╭─ Task material

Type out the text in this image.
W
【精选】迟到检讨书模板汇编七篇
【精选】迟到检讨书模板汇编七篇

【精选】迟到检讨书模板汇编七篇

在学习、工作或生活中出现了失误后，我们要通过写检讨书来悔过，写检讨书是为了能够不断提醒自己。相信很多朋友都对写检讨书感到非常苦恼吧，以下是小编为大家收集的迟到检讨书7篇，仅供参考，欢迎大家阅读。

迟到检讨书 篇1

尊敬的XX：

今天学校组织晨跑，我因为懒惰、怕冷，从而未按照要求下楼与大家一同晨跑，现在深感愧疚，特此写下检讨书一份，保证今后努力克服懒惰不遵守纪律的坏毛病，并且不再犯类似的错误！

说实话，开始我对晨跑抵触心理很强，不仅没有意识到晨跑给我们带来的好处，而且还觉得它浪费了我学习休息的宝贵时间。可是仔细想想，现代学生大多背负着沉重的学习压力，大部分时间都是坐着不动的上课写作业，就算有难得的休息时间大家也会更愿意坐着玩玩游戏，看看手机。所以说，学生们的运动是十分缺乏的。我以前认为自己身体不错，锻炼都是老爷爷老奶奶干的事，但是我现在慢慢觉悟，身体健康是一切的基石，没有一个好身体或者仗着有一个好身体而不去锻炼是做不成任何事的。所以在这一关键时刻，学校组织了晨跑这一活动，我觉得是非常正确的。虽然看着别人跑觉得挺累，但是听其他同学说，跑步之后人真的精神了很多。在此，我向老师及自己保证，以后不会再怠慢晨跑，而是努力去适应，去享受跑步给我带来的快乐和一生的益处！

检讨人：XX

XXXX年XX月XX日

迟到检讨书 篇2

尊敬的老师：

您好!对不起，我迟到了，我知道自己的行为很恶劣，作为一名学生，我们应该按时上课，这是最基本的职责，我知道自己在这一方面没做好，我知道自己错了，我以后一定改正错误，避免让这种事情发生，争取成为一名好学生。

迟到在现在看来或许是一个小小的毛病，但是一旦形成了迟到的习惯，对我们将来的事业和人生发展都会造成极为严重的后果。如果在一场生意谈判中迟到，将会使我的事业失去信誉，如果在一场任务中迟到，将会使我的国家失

╰─
╭─ Task material

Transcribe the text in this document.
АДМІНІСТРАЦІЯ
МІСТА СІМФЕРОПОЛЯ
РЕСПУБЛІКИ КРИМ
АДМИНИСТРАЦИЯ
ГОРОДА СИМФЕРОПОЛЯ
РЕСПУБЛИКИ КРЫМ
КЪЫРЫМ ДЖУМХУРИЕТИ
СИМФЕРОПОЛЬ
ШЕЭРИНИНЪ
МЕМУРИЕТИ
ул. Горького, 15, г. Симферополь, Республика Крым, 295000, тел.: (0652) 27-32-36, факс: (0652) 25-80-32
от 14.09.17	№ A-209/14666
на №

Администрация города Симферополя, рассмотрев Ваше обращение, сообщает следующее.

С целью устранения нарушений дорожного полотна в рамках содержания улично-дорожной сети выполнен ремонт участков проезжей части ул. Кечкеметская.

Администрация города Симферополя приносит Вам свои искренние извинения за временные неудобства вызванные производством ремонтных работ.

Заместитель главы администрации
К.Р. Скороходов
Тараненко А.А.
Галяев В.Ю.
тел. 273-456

╰─
╭─ Task material

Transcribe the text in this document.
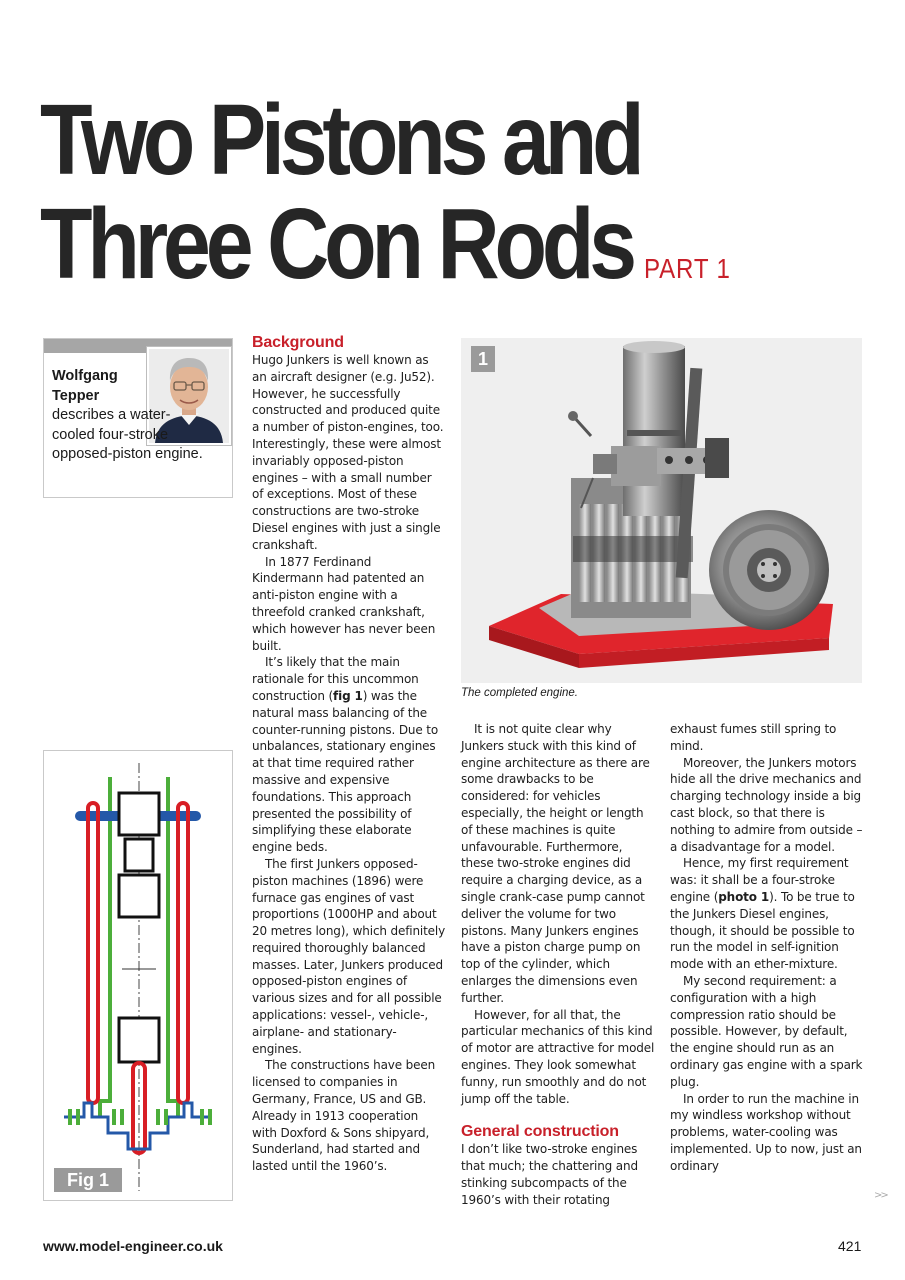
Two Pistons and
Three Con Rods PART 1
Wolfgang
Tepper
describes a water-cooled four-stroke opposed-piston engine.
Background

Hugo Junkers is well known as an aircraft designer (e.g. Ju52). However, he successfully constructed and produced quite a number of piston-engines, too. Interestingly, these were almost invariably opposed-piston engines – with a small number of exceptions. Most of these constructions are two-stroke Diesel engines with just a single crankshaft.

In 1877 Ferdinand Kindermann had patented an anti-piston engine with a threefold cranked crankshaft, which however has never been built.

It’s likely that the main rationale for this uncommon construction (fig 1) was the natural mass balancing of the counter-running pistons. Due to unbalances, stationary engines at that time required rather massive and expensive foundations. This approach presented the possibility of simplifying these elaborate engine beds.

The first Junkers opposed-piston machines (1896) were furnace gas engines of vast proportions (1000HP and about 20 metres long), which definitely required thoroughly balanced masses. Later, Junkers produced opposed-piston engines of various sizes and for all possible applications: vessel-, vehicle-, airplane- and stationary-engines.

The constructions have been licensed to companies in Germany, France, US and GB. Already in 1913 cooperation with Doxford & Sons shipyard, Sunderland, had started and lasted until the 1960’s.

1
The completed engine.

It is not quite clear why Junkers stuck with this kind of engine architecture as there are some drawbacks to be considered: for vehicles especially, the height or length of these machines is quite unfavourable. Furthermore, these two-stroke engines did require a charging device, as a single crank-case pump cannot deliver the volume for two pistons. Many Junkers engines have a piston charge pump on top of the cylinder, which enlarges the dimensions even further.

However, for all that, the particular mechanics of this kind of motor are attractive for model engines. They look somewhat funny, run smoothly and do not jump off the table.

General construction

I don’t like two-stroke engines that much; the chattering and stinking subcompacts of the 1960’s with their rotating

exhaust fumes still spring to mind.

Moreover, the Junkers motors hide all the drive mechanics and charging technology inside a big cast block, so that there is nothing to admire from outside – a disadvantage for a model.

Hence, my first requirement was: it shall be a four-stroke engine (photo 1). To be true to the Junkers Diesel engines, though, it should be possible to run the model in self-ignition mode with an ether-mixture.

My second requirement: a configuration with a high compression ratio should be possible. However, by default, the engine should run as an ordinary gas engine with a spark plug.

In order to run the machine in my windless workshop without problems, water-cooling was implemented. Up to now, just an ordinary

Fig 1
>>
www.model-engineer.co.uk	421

╰─

Pick out the lines that contain "been" and copy them.

In 1877 Ferdinand Kindermann had patented an anti-piston engine with a threefold cranked crankshaft, which however has never been built.
The constructions have been licensed to companies in Germany, France, US and GB. Already in 1913 cooperation with Doxford & Sons shipyard, Sunderland, had started and lasted until the 1960’s.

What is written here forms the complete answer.